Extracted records
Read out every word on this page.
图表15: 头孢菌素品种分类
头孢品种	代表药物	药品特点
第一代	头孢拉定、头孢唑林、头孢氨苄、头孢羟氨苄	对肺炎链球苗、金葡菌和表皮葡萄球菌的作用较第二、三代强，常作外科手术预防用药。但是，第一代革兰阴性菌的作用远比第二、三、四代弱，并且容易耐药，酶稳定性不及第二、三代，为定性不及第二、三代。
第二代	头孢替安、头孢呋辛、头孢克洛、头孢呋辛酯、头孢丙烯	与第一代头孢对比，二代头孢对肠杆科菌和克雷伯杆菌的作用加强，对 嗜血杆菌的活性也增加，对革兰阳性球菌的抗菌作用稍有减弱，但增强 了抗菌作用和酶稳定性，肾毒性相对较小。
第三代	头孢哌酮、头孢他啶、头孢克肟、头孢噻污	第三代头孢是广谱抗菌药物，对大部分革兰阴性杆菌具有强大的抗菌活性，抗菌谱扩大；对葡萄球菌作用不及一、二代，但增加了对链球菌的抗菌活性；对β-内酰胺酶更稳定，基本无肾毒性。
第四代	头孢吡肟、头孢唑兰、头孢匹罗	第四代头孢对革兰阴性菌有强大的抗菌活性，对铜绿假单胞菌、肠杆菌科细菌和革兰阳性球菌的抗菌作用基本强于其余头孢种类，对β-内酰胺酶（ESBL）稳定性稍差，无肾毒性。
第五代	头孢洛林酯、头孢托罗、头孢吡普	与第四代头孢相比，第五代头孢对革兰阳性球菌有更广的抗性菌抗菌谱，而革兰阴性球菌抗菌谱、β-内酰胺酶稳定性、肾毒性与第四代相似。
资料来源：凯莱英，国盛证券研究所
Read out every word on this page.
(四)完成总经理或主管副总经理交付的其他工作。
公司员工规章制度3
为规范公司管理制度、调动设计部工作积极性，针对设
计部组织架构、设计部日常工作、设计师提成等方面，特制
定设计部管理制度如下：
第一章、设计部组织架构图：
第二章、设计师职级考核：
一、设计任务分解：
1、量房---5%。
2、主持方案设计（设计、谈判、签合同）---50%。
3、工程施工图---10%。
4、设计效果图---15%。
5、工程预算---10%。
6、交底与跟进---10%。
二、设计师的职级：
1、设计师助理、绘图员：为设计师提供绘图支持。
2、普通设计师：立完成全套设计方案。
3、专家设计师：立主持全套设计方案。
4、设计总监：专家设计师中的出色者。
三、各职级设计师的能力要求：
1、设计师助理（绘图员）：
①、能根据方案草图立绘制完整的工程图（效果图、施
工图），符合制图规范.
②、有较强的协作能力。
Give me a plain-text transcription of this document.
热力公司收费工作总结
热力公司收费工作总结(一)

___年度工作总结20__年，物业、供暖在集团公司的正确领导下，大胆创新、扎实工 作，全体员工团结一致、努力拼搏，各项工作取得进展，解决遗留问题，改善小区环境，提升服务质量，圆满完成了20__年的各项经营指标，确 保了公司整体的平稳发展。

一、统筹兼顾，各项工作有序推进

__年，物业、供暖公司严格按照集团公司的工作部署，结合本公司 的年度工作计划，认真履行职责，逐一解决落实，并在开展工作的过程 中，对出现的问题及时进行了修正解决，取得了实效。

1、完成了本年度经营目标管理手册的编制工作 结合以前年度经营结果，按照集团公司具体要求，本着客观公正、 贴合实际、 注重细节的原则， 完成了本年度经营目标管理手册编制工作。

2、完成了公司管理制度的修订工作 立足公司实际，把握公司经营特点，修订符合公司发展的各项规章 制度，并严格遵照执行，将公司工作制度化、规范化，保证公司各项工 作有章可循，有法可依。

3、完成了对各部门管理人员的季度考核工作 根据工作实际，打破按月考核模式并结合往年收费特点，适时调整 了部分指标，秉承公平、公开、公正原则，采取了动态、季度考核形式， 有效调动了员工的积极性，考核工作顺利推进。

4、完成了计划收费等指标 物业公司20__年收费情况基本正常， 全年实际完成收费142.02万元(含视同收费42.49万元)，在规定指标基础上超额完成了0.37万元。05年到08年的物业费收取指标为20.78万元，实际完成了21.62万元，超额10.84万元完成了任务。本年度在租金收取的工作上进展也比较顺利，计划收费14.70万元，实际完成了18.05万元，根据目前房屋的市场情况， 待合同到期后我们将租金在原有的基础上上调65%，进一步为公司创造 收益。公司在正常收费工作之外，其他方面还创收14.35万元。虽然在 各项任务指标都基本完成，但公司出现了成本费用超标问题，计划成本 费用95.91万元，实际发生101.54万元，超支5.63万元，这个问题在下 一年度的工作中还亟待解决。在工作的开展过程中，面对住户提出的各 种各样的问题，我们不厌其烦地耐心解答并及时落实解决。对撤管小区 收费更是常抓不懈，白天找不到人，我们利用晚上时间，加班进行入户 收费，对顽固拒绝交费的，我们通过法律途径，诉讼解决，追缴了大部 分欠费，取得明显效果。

• WHAT IS REQUIRED:
Repeat the data above exactly.

• CORRECT OUTPUT:
Read out every word on this page.
图表15: 头孢菌素品种分类
头孢品种	代表药物	药品特点
第一代	头孢拉定、头孢唑林、头孢氨苄、头孢羟氨苄	对肺炎链球苗、金葡菌和表皮葡萄球菌的作用较第二、三代强，常作外科手术预防用药。但是，第一代革兰阴性菌的作用远比第二、三、四代弱，并且容易耐药，酶稳定性不及第二、三代，为定性不及第二、三代。
第二代	头孢替安、头孢呋辛、头孢克洛、头孢呋辛酯、头孢丙烯	与第一代头孢对比，二代头孢对肠杆科菌和克雷伯杆菌的作用加强，对 嗜血杆菌的活性也增加，对革兰阳性球菌的抗菌作用稍有减弱，但增强 了抗菌作用和酶稳定性，肾毒性相对较小。
第三代	头孢哌酮、头孢他啶、头孢克肟、头孢噻污	第三代头孢是广谱抗菌药物，对大部分革兰阴性杆菌具有强大的抗菌活性，抗菌谱扩大；对葡萄球菌作用不及一、二代，但增加了对链球菌的抗菌活性；对β-内酰胺酶更稳定，基本无肾毒性。
第四代	头孢吡肟、头孢唑兰、头孢匹罗	第四代头孢对革兰阴性菌有强大的抗菌活性，对铜绿假单胞菌、肠杆菌科细菌和革兰阳性球菌的抗菌作用基本强于其余头孢种类，对β-内酰胺酶（ESBL）稳定性稍差，无肾毒性。
第五代	头孢洛林酯、头孢托罗、头孢吡普	与第四代头孢相比，第五代头孢对革兰阳性球菌有更广的抗性菌抗菌谱，而革兰阴性球菌抗菌谱、β-内酰胺酶稳定性、肾毒性与第四代相似。
资料来源：凯莱英，国盛证券研究所
Read out every word on this page.
(四)完成总经理或主管副总经理交付的其他工作。
公司员工规章制度3
为规范公司管理制度、调动设计部工作积极性，针对设
计部组织架构、设计部日常工作、设计师提成等方面，特制
定设计部管理制度如下：
第一章、设计部组织架构图：
第二章、设计师职级考核：
一、设计任务分解：
1、量房---5%。
2、主持方案设计（设计、谈判、签合同）---50%。
3、工程施工图---10%。
4、设计效果图---15%。
5、工程预算---10%。
6、交底与跟进---10%。
二、设计师的职级：
1、设计师助理、绘图员：为设计师提供绘图支持。
2、普通设计师：立完成全套设计方案。
3、专家设计师：立主持全套设计方案。
4、设计总监：专家设计师中的出色者。
三、各职级设计师的能力要求：
1、设计师助理（绘图员）：
①、能根据方案草图立绘制完整的工程图（效果图、施
工图），符合制图规范.
②、有较强的协作能力。
Give me a plain-text transcription of this document.
热力公司收费工作总结
热力公司收费工作总结(一)

___年度工作总结20__年，物业、供暖在集团公司的正确领导下，大胆创新、扎实工 作，全体员工团结一致、努力拼搏，各项工作取得进展，解决遗留问题，改善小区环境，提升服务质量，圆满完成了20__年的各项经营指标，确 保了公司整体的平稳发展。

一、统筹兼顾，各项工作有序推进

__年，物业、供暖公司严格按照集团公司的工作部署，结合本公司 的年度工作计划，认真履行职责，逐一解决落实，并在开展工作的过程 中，对出现的问题及时进行了修正解决，取得了实效。

1、完成了本年度经营目标管理手册的编制工作 结合以前年度经营结果，按照集团公司具体要求，本着客观公正、 贴合实际、 注重细节的原则， 完成了本年度经营目标管理手册编制工作。

2、完成了公司管理制度的修订工作 立足公司实际，把握公司经营特点，修订符合公司发展的各项规章 制度，并严格遵照执行，将公司工作制度化、规范化，保证公司各项工 作有章可循，有法可依。

3、完成了对各部门管理人员的季度考核工作 根据工作实际，打破按月考核模式并结合往年收费特点，适时调整 了部分指标，秉承公平、公开、公正原则，采取了动态、季度考核形式， 有效调动了员工的积极性，考核工作顺利推进。

4、完成了计划收费等指标 物业公司20__年收费情况基本正常， 全年实际完成收费142.02万元(含视同收费42.49万元)，在规定指标基础上超额完成了0.37万元。05年到08年的物业费收取指标为20.78万元，实际完成了21.62万元，超额10.84万元完成了任务。本年度在租金收取的工作上进展也比较顺利，计划收费14.70万元，实际完成了18.05万元，根据目前房屋的市场情况， 待合同到期后我们将租金在原有的基础上上调65%，进一步为公司创造 收益。公司在正常收费工作之外，其他方面还创收14.35万元。虽然在 各项任务指标都基本完成，但公司出现了成本费用超标问题，计划成本 费用95.91万元，实际发生101.54万元，超支5.63万元，这个问题在下 一年度的工作中还亟待解决。在工作的开展过程中，面对住户提出的各 种各样的问题，我们不厌其烦地耐心解答并及时落实解决。对撤管小区 收费更是常抓不懈，白天找不到人，我们利用晚上时间，加班进行入户 收费，对顽固拒绝交费的，我们通过法律途径，诉讼解决，追缴了大部 分欠费，取得明显效果。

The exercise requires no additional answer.